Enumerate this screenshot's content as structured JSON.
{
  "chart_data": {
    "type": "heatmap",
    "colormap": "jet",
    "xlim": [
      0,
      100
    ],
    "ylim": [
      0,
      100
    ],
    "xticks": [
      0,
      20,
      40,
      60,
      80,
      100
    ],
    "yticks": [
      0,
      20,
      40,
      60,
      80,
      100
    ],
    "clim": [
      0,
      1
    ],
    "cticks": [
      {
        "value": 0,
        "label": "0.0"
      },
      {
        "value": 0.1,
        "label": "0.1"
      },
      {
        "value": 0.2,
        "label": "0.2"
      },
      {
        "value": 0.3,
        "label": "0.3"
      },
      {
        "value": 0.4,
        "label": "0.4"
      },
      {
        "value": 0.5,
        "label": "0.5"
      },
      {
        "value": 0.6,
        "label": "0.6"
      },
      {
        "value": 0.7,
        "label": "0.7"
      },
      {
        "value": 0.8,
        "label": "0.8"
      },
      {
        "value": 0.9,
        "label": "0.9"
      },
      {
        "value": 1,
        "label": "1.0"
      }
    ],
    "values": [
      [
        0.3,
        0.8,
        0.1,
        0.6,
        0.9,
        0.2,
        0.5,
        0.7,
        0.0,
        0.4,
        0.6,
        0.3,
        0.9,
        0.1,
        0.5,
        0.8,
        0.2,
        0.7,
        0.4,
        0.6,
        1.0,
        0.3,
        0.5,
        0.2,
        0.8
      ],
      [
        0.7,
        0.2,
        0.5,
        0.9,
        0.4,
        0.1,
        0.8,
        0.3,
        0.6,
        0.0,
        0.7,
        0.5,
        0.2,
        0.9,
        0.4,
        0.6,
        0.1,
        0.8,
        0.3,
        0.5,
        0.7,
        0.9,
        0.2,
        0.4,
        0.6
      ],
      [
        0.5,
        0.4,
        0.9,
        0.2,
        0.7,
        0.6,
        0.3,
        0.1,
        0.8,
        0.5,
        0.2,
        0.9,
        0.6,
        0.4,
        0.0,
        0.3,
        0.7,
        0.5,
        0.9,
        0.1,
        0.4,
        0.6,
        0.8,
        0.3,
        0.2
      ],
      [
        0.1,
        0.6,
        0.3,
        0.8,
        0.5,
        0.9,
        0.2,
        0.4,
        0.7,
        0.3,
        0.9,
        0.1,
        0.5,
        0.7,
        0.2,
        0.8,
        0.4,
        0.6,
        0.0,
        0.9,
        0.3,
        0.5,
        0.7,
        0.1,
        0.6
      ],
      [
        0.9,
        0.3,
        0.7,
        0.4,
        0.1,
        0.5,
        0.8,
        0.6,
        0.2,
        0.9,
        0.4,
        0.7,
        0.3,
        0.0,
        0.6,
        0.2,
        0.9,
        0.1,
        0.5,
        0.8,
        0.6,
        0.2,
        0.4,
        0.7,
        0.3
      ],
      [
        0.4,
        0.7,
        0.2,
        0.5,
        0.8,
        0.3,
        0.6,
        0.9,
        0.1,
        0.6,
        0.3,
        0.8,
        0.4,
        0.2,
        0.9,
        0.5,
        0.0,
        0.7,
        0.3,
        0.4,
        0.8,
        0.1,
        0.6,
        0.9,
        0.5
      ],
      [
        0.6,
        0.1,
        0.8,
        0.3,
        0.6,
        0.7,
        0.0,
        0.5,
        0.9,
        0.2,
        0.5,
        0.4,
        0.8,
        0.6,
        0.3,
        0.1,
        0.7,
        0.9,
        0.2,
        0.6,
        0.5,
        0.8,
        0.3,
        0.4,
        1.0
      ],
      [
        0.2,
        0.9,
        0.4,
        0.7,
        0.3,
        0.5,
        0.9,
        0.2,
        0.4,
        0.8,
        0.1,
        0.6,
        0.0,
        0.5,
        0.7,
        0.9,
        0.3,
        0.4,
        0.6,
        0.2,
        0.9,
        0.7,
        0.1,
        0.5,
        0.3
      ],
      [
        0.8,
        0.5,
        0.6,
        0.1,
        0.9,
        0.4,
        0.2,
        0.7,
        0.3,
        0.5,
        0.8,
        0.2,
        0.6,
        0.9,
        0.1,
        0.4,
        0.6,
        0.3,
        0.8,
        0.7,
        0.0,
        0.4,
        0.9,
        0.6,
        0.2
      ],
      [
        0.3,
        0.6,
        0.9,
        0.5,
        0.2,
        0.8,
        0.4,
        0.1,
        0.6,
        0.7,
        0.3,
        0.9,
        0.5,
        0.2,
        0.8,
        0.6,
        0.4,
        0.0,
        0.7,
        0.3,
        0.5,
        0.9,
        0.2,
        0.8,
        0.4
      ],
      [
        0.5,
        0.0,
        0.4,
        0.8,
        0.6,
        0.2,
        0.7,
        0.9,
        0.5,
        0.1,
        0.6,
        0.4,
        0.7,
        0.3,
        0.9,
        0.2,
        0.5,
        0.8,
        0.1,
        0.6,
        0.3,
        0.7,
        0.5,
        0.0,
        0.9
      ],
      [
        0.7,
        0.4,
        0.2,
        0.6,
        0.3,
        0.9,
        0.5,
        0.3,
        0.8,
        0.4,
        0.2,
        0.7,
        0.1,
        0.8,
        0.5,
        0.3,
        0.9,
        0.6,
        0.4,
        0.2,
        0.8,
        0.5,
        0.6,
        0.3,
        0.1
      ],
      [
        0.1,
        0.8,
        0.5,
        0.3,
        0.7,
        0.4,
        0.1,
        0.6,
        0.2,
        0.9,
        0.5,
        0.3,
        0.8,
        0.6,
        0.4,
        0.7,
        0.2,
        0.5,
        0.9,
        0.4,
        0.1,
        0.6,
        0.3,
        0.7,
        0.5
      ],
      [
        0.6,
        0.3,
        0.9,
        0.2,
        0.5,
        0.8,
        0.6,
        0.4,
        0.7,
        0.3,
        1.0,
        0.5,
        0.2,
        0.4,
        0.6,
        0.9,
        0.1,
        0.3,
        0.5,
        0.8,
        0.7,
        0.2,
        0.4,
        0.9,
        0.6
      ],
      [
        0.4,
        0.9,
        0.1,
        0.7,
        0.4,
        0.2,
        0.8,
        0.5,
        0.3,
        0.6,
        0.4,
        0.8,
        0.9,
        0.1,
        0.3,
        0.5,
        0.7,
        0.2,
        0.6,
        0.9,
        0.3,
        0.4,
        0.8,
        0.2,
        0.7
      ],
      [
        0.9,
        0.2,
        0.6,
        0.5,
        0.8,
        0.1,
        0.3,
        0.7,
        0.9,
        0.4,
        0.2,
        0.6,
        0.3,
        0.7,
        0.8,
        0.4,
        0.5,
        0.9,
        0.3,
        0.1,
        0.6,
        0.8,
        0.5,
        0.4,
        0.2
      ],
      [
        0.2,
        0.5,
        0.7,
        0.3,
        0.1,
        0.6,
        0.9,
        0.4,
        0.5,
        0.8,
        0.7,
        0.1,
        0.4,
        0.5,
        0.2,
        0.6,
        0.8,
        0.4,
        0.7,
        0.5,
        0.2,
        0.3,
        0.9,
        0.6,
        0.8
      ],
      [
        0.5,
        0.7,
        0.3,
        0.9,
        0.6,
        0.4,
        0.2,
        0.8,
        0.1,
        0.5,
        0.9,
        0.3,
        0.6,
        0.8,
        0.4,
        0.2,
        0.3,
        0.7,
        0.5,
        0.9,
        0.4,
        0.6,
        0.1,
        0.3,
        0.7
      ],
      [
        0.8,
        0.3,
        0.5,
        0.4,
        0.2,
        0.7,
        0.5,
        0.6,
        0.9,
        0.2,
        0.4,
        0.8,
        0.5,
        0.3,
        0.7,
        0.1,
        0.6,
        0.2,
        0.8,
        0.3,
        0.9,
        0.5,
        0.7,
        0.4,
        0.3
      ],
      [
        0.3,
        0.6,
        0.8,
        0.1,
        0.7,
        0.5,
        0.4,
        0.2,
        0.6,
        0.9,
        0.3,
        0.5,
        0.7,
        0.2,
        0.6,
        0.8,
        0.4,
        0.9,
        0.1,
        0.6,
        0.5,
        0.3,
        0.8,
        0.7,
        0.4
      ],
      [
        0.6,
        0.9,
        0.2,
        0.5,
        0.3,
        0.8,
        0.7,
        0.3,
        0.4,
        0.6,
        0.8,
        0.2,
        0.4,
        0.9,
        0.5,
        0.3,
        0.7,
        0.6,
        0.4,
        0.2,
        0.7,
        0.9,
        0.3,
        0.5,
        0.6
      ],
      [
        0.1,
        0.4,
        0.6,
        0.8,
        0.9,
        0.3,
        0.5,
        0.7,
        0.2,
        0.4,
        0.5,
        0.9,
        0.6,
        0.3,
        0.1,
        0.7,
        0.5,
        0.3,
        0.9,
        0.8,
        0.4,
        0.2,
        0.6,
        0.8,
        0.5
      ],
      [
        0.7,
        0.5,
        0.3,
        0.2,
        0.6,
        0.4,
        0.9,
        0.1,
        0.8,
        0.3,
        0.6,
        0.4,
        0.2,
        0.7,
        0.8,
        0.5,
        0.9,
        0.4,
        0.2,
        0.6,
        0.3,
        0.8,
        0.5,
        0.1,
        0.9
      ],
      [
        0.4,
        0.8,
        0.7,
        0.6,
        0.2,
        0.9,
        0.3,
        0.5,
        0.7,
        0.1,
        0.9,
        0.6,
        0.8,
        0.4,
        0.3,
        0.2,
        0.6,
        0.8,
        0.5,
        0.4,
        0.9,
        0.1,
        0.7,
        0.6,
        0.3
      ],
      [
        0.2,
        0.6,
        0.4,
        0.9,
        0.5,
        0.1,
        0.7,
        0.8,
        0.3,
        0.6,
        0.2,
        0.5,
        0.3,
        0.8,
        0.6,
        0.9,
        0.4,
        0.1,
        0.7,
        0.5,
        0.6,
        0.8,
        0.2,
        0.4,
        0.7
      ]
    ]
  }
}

______________________________

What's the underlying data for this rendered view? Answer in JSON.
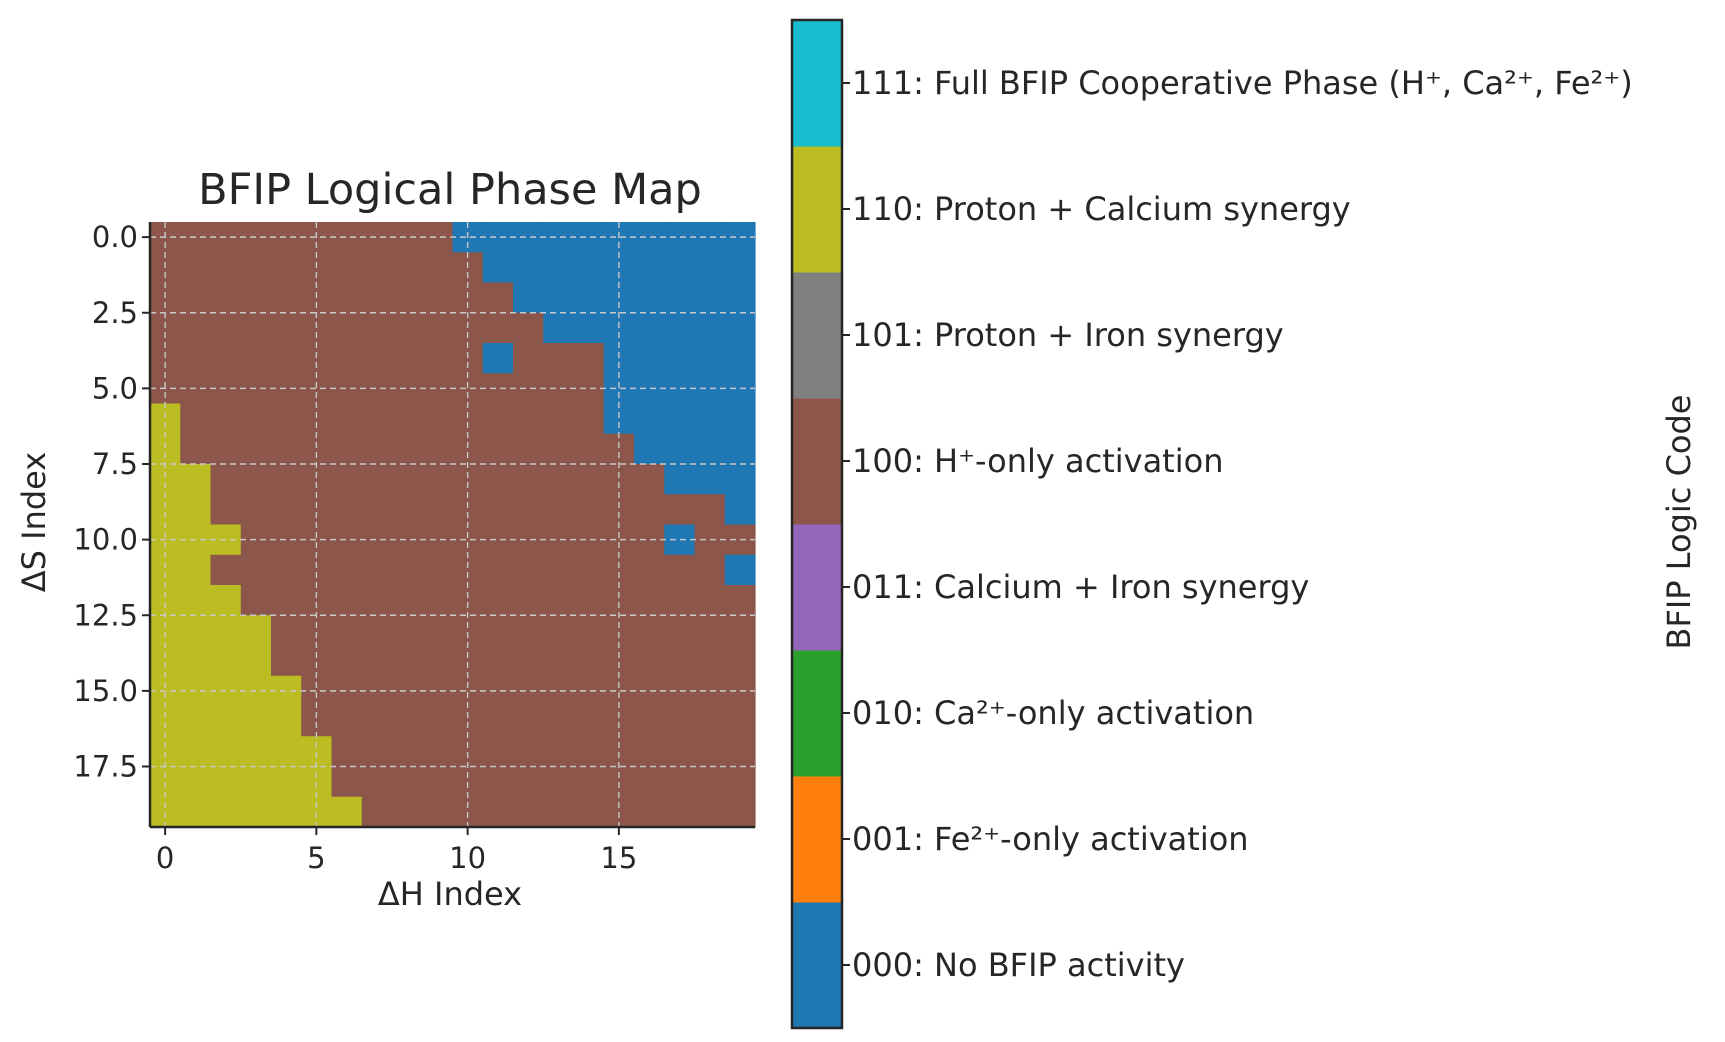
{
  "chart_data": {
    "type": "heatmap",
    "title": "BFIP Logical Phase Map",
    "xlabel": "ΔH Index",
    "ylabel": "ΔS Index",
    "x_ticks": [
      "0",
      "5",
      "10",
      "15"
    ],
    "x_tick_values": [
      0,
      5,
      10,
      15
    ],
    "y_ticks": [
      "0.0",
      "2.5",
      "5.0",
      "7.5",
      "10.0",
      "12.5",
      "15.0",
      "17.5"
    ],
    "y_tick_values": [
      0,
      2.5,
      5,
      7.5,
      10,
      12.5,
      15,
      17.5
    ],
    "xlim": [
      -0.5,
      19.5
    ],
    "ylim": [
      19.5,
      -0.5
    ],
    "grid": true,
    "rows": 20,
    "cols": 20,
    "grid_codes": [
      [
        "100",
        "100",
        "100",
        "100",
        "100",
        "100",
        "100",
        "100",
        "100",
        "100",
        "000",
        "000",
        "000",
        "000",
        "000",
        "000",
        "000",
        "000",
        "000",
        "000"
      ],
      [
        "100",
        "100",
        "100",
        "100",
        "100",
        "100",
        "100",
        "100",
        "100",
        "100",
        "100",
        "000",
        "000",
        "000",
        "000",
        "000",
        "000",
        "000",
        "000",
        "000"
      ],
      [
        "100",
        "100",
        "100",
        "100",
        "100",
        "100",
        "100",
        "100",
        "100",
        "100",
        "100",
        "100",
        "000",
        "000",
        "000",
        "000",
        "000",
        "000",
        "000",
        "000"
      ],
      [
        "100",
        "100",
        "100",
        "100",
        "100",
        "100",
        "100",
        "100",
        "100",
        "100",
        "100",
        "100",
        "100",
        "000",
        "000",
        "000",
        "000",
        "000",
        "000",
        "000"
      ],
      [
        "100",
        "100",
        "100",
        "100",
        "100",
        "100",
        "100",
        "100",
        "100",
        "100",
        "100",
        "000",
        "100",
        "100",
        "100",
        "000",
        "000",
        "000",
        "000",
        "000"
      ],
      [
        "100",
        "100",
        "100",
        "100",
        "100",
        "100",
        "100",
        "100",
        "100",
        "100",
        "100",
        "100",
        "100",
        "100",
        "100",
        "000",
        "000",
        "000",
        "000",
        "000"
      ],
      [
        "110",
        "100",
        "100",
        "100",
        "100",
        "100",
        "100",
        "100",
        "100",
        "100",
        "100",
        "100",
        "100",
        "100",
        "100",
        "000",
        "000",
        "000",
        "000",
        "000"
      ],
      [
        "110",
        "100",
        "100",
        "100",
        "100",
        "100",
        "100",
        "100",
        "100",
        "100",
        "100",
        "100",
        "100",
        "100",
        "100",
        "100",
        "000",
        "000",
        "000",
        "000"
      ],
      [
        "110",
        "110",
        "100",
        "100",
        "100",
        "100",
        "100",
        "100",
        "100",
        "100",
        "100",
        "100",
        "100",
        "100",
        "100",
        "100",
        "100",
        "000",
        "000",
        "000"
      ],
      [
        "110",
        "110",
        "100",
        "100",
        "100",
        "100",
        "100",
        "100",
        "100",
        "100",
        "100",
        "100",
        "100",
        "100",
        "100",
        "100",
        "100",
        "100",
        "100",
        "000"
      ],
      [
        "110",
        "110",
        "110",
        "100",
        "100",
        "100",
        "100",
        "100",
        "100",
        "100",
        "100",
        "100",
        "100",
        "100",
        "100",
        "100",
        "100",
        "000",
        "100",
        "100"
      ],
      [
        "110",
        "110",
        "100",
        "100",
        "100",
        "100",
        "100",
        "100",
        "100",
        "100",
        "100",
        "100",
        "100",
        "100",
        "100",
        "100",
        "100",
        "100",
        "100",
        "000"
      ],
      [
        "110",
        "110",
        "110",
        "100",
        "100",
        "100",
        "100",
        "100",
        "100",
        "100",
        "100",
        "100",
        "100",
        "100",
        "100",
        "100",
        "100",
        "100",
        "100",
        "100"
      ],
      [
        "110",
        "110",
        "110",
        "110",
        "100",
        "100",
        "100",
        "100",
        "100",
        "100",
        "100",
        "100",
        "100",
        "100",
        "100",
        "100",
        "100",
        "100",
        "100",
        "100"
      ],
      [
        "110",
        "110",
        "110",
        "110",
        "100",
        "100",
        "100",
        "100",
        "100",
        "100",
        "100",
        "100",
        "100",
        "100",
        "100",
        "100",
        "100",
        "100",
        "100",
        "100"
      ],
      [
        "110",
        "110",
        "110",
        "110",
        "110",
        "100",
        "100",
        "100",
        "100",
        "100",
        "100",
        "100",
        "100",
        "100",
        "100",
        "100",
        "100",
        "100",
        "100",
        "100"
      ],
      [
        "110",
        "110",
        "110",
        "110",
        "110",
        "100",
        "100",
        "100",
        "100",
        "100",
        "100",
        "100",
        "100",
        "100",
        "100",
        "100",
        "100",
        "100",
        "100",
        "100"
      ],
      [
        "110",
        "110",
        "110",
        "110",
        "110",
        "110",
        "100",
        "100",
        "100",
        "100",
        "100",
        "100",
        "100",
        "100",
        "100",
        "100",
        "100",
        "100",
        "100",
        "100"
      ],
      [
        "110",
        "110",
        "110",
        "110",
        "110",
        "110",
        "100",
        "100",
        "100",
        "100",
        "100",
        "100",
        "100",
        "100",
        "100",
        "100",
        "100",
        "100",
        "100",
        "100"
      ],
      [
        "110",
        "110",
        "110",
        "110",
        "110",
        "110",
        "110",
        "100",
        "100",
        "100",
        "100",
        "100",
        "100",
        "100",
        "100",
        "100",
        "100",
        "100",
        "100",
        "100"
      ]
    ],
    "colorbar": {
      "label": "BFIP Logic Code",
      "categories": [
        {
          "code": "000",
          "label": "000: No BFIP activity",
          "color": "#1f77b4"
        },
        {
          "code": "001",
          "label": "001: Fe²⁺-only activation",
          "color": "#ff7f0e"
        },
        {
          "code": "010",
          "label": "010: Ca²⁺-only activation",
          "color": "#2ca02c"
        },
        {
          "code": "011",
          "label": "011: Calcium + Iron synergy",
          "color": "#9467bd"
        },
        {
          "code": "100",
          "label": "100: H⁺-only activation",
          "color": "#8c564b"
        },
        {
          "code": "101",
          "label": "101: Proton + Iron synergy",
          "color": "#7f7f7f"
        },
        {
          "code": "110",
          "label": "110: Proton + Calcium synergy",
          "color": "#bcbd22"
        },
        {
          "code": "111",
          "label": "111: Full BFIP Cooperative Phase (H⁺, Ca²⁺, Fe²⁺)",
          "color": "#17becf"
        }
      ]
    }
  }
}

______________________________

Set task
Extract each line holding the string "Proton".

Exercise result
          "label": "101: Proton + Iron synergy",
          "label": "110: Proton + Calcium synergy",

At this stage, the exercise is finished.